> _EXERCISE TASK_
Output every entry exactly as given.

> _RECORDS SHOWN_
────
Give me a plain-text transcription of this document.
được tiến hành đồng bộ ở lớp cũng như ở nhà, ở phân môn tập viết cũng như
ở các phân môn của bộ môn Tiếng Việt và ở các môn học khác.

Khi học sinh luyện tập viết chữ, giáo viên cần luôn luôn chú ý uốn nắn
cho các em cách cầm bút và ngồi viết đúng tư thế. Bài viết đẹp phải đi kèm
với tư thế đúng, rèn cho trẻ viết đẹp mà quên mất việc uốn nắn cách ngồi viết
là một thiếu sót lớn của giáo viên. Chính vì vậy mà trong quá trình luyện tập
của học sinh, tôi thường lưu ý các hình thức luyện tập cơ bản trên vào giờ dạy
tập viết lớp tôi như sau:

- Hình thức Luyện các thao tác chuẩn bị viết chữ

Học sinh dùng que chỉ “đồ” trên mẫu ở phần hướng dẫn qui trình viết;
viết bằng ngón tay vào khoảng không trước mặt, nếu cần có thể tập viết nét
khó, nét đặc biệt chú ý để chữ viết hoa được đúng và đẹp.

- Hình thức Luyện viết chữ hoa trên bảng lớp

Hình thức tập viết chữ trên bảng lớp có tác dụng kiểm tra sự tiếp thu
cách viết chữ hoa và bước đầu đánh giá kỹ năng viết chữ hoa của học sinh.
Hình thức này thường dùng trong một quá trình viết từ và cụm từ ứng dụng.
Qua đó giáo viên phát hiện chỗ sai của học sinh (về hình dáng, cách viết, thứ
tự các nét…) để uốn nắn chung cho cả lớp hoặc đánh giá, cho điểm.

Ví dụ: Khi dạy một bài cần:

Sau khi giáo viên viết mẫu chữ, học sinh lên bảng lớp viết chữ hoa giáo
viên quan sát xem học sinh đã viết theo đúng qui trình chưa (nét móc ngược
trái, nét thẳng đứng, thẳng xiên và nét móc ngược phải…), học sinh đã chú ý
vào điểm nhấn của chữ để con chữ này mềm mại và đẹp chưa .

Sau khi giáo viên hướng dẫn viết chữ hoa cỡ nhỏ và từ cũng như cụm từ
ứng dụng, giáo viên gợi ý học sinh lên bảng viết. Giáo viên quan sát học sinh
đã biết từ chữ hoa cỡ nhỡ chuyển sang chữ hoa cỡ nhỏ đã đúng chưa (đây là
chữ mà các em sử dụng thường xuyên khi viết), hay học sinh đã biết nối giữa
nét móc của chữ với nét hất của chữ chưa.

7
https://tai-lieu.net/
────
> _CORRECT ANSWER_
Give me a plain-text transcription of this document.
được tiến hành đồng bộ ở lớp cũng như ở nhà, ở phân môn tập viết cũng như
ở các phân môn của bộ môn Tiếng Việt và ở các môn học khác.

Khi học sinh luyện tập viết chữ, giáo viên cần luôn luôn chú ý uốn nắn
cho các em cách cầm bút và ngồi viết đúng tư thế. Bài viết đẹp phải đi kèm
với tư thế đúng, rèn cho trẻ viết đẹp mà quên mất việc uốn nắn cách ngồi viết
là một thiếu sót lớn của giáo viên. Chính vì vậy mà trong quá trình luyện tập
của học sinh, tôi thường lưu ý các hình thức luyện tập cơ bản trên vào giờ dạy
tập viết lớp tôi như sau:

- Hình thức Luyện các thao tác chuẩn bị viết chữ

Học sinh dùng que chỉ “đồ” trên mẫu ở phần hướng dẫn qui trình viết;
viết bằng ngón tay vào khoảng không trước mặt, nếu cần có thể tập viết nét
khó, nét đặc biệt chú ý để chữ viết hoa được đúng và đẹp.

- Hình thức Luyện viết chữ hoa trên bảng lớp

Hình thức tập viết chữ trên bảng lớp có tác dụng kiểm tra sự tiếp thu
cách viết chữ hoa và bước đầu đánh giá kỹ năng viết chữ hoa của học sinh.
Hình thức này thường dùng trong một quá trình viết từ và cụm từ ứng dụng.
Qua đó giáo viên phát hiện chỗ sai của học sinh (về hình dáng, cách viết, thứ
tự các nét…) để uốn nắn chung cho cả lớp hoặc đánh giá, cho điểm.

Ví dụ: Khi dạy một bài cần:

Sau khi giáo viên viết mẫu chữ, học sinh lên bảng lớp viết chữ hoa giáo
viên quan sát xem học sinh đã viết theo đúng qui trình chưa (nét móc ngược
trái, nét thẳng đứng, thẳng xiên và nét móc ngược phải…), học sinh đã chú ý
vào điểm nhấn của chữ để con chữ này mềm mại và đẹp chưa .

Sau khi giáo viên hướng dẫn viết chữ hoa cỡ nhỏ và từ cũng như cụm từ
ứng dụng, giáo viên gợi ý học sinh lên bảng viết. Giáo viên quan sát học sinh
đã biết từ chữ hoa cỡ nhỡ chuyển sang chữ hoa cỡ nhỏ đã đúng chưa (đây là
chữ mà các em sử dụng thường xuyên khi viết), hay học sinh đã biết nối giữa
nét móc của chữ với nét hất của chữ chưa.

7
https://tai-lieu.net/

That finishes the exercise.